## begin Records provided
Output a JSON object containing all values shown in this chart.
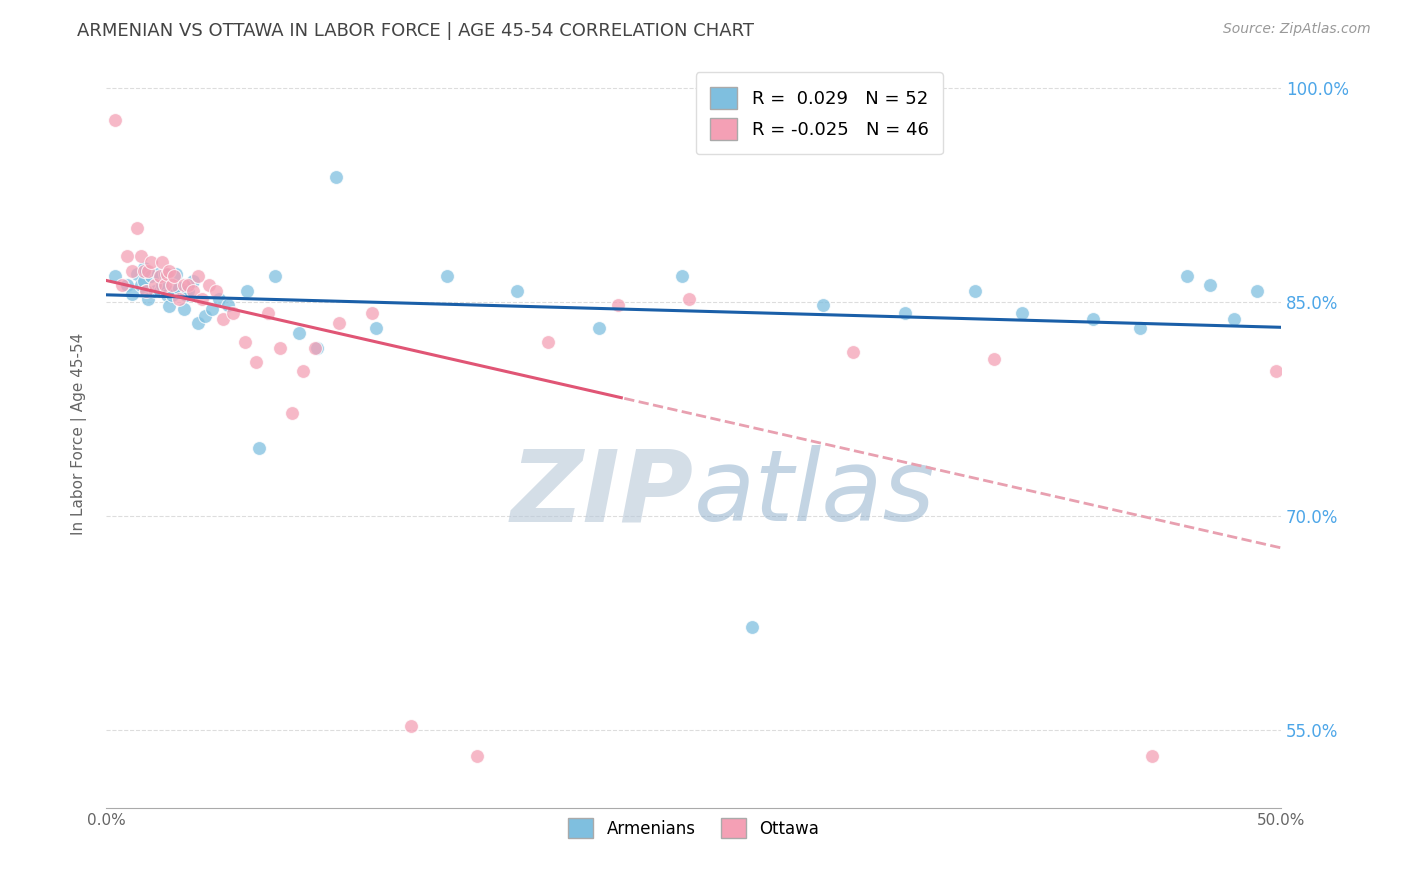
{
  "title": "ARMENIAN VS OTTAWA IN LABOR FORCE | AGE 45-54 CORRELATION CHART",
  "source_text": "Source: ZipAtlas.com",
  "ylabel": "In Labor Force | Age 45-54",
  "xlim": [
    0.0,
    0.5
  ],
  "ylim": [
    0.495,
    1.02
  ],
  "xticks": [
    0.0,
    0.1,
    0.2,
    0.3,
    0.4,
    0.5
  ],
  "xtick_labels": [
    "0.0%",
    "",
    "",
    "",
    "",
    "50.0%"
  ],
  "ytick_positions": [
    0.55,
    0.7,
    0.85,
    1.0
  ],
  "ytick_labels": [
    "55.0%",
    "70.0%",
    "85.0%",
    "100.0%"
  ],
  "armenian_R": 0.029,
  "armenian_N": 52,
  "ottawa_R": -0.025,
  "ottawa_N": 46,
  "armenian_color": "#7fbfdf",
  "ottawa_color": "#f4a0b5",
  "trendline_armenian_color": "#1a5fa8",
  "trendline_ottawa_color_solid": "#e05575",
  "trendline_ottawa_color_dash": "#e8a0b0",
  "background_color": "#ffffff",
  "watermark": "ZIPatlas",
  "watermark_color_light": "#c8d8e8",
  "watermark_color_dark": "#a0b8cc",
  "armenian_x": [
    0.004,
    0.009,
    0.011,
    0.013,
    0.015,
    0.016,
    0.016,
    0.017,
    0.018,
    0.019,
    0.021,
    0.022,
    0.023,
    0.024,
    0.025,
    0.026,
    0.027,
    0.028,
    0.029,
    0.03,
    0.031,
    0.033,
    0.034,
    0.035,
    0.037,
    0.039,
    0.042,
    0.045,
    0.048,
    0.052,
    0.06,
    0.065,
    0.072,
    0.082,
    0.09,
    0.098,
    0.115,
    0.145,
    0.175,
    0.21,
    0.245,
    0.275,
    0.305,
    0.34,
    0.37,
    0.39,
    0.42,
    0.44,
    0.46,
    0.47,
    0.48,
    0.49
  ],
  "armenian_y": [
    0.868,
    0.862,
    0.856,
    0.87,
    0.862,
    0.874,
    0.865,
    0.858,
    0.852,
    0.868,
    0.858,
    0.87,
    0.858,
    0.862,
    0.87,
    0.855,
    0.847,
    0.855,
    0.858,
    0.87,
    0.86,
    0.845,
    0.855,
    0.858,
    0.865,
    0.835,
    0.84,
    0.845,
    0.852,
    0.848,
    0.858,
    0.748,
    0.868,
    0.828,
    0.818,
    0.938,
    0.832,
    0.868,
    0.858,
    0.832,
    0.868,
    0.622,
    0.848,
    0.842,
    0.858,
    0.842,
    0.838,
    0.832,
    0.868,
    0.862,
    0.838,
    0.858
  ],
  "ottawa_x": [
    0.004,
    0.007,
    0.009,
    0.011,
    0.013,
    0.015,
    0.016,
    0.017,
    0.018,
    0.019,
    0.021,
    0.023,
    0.024,
    0.025,
    0.026,
    0.027,
    0.028,
    0.029,
    0.031,
    0.033,
    0.035,
    0.037,
    0.039,
    0.041,
    0.044,
    0.047,
    0.05,
    0.054,
    0.059,
    0.064,
    0.069,
    0.074,
    0.079,
    0.084,
    0.089,
    0.099,
    0.113,
    0.13,
    0.158,
    0.188,
    0.218,
    0.248,
    0.318,
    0.378,
    0.445,
    0.498
  ],
  "ottawa_y": [
    0.978,
    0.862,
    0.882,
    0.872,
    0.902,
    0.882,
    0.872,
    0.858,
    0.872,
    0.878,
    0.862,
    0.868,
    0.878,
    0.862,
    0.87,
    0.872,
    0.862,
    0.868,
    0.852,
    0.862,
    0.862,
    0.858,
    0.868,
    0.852,
    0.862,
    0.858,
    0.838,
    0.842,
    0.822,
    0.808,
    0.842,
    0.818,
    0.772,
    0.802,
    0.818,
    0.835,
    0.842,
    0.553,
    0.532,
    0.822,
    0.848,
    0.852,
    0.815,
    0.81,
    0.532,
    0.802
  ]
}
## end Records provided
## Task prompt
Restate the whole listing above exactly, please, omitting every image.

## Answer to the problem
Output a JSON object containing all values shown in this chart.
{
  "title": "ARMENIAN VS OTTAWA IN LABOR FORCE | AGE 45-54 CORRELATION CHART",
  "source_text": "Source: ZipAtlas.com",
  "ylabel": "In Labor Force | Age 45-54",
  "xlim": [
    0.0,
    0.5
  ],
  "ylim": [
    0.495,
    1.02
  ],
  "xticks": [
    0.0,
    0.1,
    0.2,
    0.3,
    0.4,
    0.5
  ],
  "xtick_labels": [
    "0.0%",
    "",
    "",
    "",
    "",
    "50.0%"
  ],
  "ytick_positions": [
    0.55,
    0.7,
    0.85,
    1.0
  ],
  "ytick_labels": [
    "55.0%",
    "70.0%",
    "85.0%",
    "100.0%"
  ],
  "armenian_R": 0.029,
  "armenian_N": 52,
  "ottawa_R": -0.025,
  "ottawa_N": 46,
  "armenian_color": "#7fbfdf",
  "ottawa_color": "#f4a0b5",
  "trendline_armenian_color": "#1a5fa8",
  "trendline_ottawa_color_solid": "#e05575",
  "trendline_ottawa_color_dash": "#e8a0b0",
  "background_color": "#ffffff",
  "watermark": "ZIPatlas",
  "watermark_color_light": "#c8d8e8",
  "watermark_color_dark": "#a0b8cc",
  "armenian_x": [
    0.004,
    0.009,
    0.011,
    0.013,
    0.015,
    0.016,
    0.016,
    0.017,
    0.018,
    0.019,
    0.021,
    0.022,
    0.023,
    0.024,
    0.025,
    0.026,
    0.027,
    0.028,
    0.029,
    0.03,
    0.031,
    0.033,
    0.034,
    0.035,
    0.037,
    0.039,
    0.042,
    0.045,
    0.048,
    0.052,
    0.06,
    0.065,
    0.072,
    0.082,
    0.09,
    0.098,
    0.115,
    0.145,
    0.175,
    0.21,
    0.245,
    0.275,
    0.305,
    0.34,
    0.37,
    0.39,
    0.42,
    0.44,
    0.46,
    0.47,
    0.48,
    0.49
  ],
  "armenian_y": [
    0.868,
    0.862,
    0.856,
    0.87,
    0.862,
    0.874,
    0.865,
    0.858,
    0.852,
    0.868,
    0.858,
    0.87,
    0.858,
    0.862,
    0.87,
    0.855,
    0.847,
    0.855,
    0.858,
    0.87,
    0.86,
    0.845,
    0.855,
    0.858,
    0.865,
    0.835,
    0.84,
    0.845,
    0.852,
    0.848,
    0.858,
    0.748,
    0.868,
    0.828,
    0.818,
    0.938,
    0.832,
    0.868,
    0.858,
    0.832,
    0.868,
    0.622,
    0.848,
    0.842,
    0.858,
    0.842,
    0.838,
    0.832,
    0.868,
    0.862,
    0.838,
    0.858
  ],
  "ottawa_x": [
    0.004,
    0.007,
    0.009,
    0.011,
    0.013,
    0.015,
    0.016,
    0.017,
    0.018,
    0.019,
    0.021,
    0.023,
    0.024,
    0.025,
    0.026,
    0.027,
    0.028,
    0.029,
    0.031,
    0.033,
    0.035,
    0.037,
    0.039,
    0.041,
    0.044,
    0.047,
    0.05,
    0.054,
    0.059,
    0.064,
    0.069,
    0.074,
    0.079,
    0.084,
    0.089,
    0.099,
    0.113,
    0.13,
    0.158,
    0.188,
    0.218,
    0.248,
    0.318,
    0.378,
    0.445,
    0.498
  ],
  "ottawa_y": [
    0.978,
    0.862,
    0.882,
    0.872,
    0.902,
    0.882,
    0.872,
    0.858,
    0.872,
    0.878,
    0.862,
    0.868,
    0.878,
    0.862,
    0.87,
    0.872,
    0.862,
    0.868,
    0.852,
    0.862,
    0.862,
    0.858,
    0.868,
    0.852,
    0.862,
    0.858,
    0.838,
    0.842,
    0.822,
    0.808,
    0.842,
    0.818,
    0.772,
    0.802,
    0.818,
    0.835,
    0.842,
    0.553,
    0.532,
    0.822,
    0.848,
    0.852,
    0.815,
    0.81,
    0.532,
    0.802
  ]
}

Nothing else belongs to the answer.